Wednesday, June 7, 2023
HomeIran News NowIran Opposition & ResistanceAnglo-Iranians Call for UN Investigation of 1988 Massacre of Political Prisoners in...

Anglo-Iranians Call for UN Investigation of 1988 Massacre of Political Prisoners in Iran at London Rally


London – Anglo-Iranian communities, supporters of National Council of Resistance of Iran (NCRI) and human rights activists protested against the increasing number of executions and public hangings in Iran at a major rally in Trafalgar Square on Saturday, November 19.


Anglo-Iranian Associations from all over the UK also highlighted past and ongoing atrocities committed by the Iranian regime with street performance and theatre, including the massacre of political prisoners in Iran during the summer of 1988, when some 30,000 political prisoners, activists of the People’s Mojahedin Organization of Iran (MEK), were executed and buried secretly in mass graves following a fatwa decreed by the Islamic Republic’s founder Ayatollah Khomeini. The officials responsible for the massacre currently hold some of the highest positions in the regime.

The Iranian exiles pointed out that these executions and mass arrests show that the Iranian regime has no popular support inside the country and has chosen to wage war against the Iranian people and their democratic aspirations to stay in power.

Protesters called on the British government to make any improvement of relations with Tehran contingent upon human rights improvement and to take concrete steps at the international level to hold the regime accountable for its appalling human rights record.

They urged the British government to condemn the 1988 massacre of political prisoners as a crime against humanity and push for an independent UN inquiry into the massacre.

Their demands were raised in a letter, which was delivered to Prime Minister’s Office, 10 Downing Street, following the rally.

Dataset entries:
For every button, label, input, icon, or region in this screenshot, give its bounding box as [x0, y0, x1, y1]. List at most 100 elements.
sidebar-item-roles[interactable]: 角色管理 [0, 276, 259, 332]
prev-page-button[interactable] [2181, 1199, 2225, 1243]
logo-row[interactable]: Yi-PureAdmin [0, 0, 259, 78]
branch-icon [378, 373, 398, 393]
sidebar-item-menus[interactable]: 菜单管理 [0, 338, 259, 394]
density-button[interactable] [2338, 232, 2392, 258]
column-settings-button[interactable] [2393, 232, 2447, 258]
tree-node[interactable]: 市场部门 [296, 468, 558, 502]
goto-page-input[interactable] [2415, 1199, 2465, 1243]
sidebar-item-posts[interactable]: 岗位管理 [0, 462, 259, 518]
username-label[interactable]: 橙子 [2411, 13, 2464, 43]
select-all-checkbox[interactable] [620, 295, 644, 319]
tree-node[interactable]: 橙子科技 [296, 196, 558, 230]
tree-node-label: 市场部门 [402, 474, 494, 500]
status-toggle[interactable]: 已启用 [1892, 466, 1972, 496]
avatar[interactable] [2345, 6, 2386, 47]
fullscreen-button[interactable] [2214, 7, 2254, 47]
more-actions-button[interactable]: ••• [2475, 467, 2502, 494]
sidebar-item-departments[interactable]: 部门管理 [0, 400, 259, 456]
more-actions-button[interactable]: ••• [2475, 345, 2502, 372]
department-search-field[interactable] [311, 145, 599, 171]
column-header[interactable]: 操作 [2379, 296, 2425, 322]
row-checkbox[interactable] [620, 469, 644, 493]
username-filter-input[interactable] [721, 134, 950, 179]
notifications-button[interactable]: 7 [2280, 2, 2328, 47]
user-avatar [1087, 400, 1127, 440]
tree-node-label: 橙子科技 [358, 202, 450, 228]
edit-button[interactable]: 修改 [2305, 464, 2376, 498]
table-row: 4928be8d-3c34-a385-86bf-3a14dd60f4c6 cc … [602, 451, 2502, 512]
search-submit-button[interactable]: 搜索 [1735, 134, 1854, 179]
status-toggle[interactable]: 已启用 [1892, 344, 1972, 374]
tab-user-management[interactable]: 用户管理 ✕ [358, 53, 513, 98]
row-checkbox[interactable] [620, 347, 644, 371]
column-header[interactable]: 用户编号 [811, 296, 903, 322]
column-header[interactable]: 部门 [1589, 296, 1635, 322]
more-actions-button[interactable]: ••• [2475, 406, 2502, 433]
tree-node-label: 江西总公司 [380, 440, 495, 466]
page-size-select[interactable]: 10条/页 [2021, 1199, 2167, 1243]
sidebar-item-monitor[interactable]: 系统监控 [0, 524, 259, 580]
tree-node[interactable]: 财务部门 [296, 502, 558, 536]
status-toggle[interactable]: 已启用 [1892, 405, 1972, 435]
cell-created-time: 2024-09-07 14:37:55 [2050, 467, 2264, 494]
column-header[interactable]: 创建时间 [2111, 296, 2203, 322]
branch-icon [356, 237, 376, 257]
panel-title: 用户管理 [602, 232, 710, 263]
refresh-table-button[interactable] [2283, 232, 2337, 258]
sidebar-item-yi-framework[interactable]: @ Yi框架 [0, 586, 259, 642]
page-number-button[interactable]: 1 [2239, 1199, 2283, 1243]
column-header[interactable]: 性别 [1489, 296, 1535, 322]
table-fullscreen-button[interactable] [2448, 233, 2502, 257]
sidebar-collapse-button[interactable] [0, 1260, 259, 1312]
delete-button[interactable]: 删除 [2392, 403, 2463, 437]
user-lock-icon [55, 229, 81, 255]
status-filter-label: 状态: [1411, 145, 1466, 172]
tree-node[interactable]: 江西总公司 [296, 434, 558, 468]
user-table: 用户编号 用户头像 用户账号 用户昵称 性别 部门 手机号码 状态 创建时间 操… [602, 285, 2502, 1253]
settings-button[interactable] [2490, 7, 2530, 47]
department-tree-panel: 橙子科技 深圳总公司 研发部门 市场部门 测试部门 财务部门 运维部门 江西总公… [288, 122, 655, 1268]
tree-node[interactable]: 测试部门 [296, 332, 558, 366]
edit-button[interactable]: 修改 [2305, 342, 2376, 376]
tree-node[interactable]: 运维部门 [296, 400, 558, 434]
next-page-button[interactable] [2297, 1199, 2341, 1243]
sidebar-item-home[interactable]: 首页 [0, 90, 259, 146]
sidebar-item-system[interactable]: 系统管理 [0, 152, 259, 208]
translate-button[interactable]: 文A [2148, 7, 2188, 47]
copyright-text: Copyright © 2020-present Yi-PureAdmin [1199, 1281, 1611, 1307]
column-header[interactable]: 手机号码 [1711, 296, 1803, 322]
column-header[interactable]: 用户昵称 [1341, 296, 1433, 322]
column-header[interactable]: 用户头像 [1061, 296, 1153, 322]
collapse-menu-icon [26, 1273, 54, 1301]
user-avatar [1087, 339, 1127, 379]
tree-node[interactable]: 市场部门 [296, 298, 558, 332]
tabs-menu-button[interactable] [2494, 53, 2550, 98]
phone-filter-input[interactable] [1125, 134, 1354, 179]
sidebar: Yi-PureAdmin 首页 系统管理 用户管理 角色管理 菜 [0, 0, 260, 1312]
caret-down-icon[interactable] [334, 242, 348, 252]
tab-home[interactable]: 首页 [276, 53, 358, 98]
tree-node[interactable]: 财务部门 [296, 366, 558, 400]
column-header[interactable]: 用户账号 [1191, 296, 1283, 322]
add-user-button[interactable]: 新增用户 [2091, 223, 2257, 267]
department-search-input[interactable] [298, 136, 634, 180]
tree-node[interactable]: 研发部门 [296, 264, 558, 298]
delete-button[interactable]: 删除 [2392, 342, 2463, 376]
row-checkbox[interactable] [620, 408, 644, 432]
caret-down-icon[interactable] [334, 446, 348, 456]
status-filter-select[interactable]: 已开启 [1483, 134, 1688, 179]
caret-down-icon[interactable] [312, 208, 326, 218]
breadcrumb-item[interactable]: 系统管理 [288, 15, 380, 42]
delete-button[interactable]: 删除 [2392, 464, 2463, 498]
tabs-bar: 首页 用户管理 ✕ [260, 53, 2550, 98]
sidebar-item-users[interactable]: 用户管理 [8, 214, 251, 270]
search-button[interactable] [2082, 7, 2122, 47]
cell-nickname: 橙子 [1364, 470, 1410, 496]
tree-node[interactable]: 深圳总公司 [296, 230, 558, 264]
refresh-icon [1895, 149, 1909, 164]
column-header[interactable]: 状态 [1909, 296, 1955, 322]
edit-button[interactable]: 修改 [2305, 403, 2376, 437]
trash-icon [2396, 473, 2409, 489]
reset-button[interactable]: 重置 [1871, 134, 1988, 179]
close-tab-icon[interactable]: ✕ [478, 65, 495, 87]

→ Activities:
[1] Rewrite the paragraph of the rally article beginning "Anglo-Iranian Associations from all over the UK" as a short bulleted list, keeping its main facts.
[2] Answer these questions from the rally article, one per line:
(a) Where was the rally held, and on what day?
(b) On what did protesters ask the British government to make any improvement of relations with Tehran contingent?
(c) To which office was the letter with the demands delivered?
[3] Write the next part of the rally article, picking up after its final sentence.
None of the items is needed for this work.

→ Answers per task:
[1]
- Anglo-Iranian associations from across the UK used street performance and theater to highlight past and ongoing atrocities by the Iranian regime.
- These included the massacre of political prisoners in Iran in the summer of 1988.
- Some 30,000 political prisoners, activists of the People's Mojahedin Organization of Iran (MEK), were executed and secretly buried in mass graves.
- The executions followed a fatwa decreed by Ayatollah Khomeini, the Islamic Republic's founder.
- The officials responsible now hold some of the highest positions in the regime.

[2]
(a) Trafalgar Square in London, on Saturday, November 19.
(b) On human rights improvement.
(c) The Prime Minister's Office, 10 Downing Street.

[3]
MPs, prominent human rights activists and lawyers addressed the rally and supported the demands of protesters for prosecutions of the perpetrators of the 1988 massacre in an international tribunal and to halt public executions in Iran.

Speakers emphasised that improving human rights situation in Iran will require the international community, and in particular the UK and EU, to end impunity for human rights abusers in the country. They also called for supporting the 10-point democratic platform for a future Iran presented by the NCRI president-elect, Mrs. Maryam Rajavi, that prohibits the use of death penalty, public executions, torture and other degrading punishments.

“Your calls to the government today to act to stop the ongoing atrocities in Iran and bring the perpetrators of the 1988 massacre prosecution to justice have a strong support among many members of both Houses of parliament from all parties”, Sir David Amess MP, the co-chairman of the British Parliamentary Committee for Iran Freedom, said in his remarks.

“This support is visible in two initiatives, a statement on Iran and an Early Day Motion, supported together by some 200 MPs and Peers concurring with your demands today, which I presented at a conference in the UK Parliament earlier this week …”, he added.

The NCRI president-elect, Mrs Maryam Rajavi, in her message to the rally, which were read Mr Andrew Mackinley, former member of the Foreign Affairs Committee in the UK Parliament, said, “Your gathering is taking place at a time when a wave of protests by our countrymen has escalated in Tehran and other cities across the country … To contain the protests, [the ruling mullahs] have stepped up the executions.”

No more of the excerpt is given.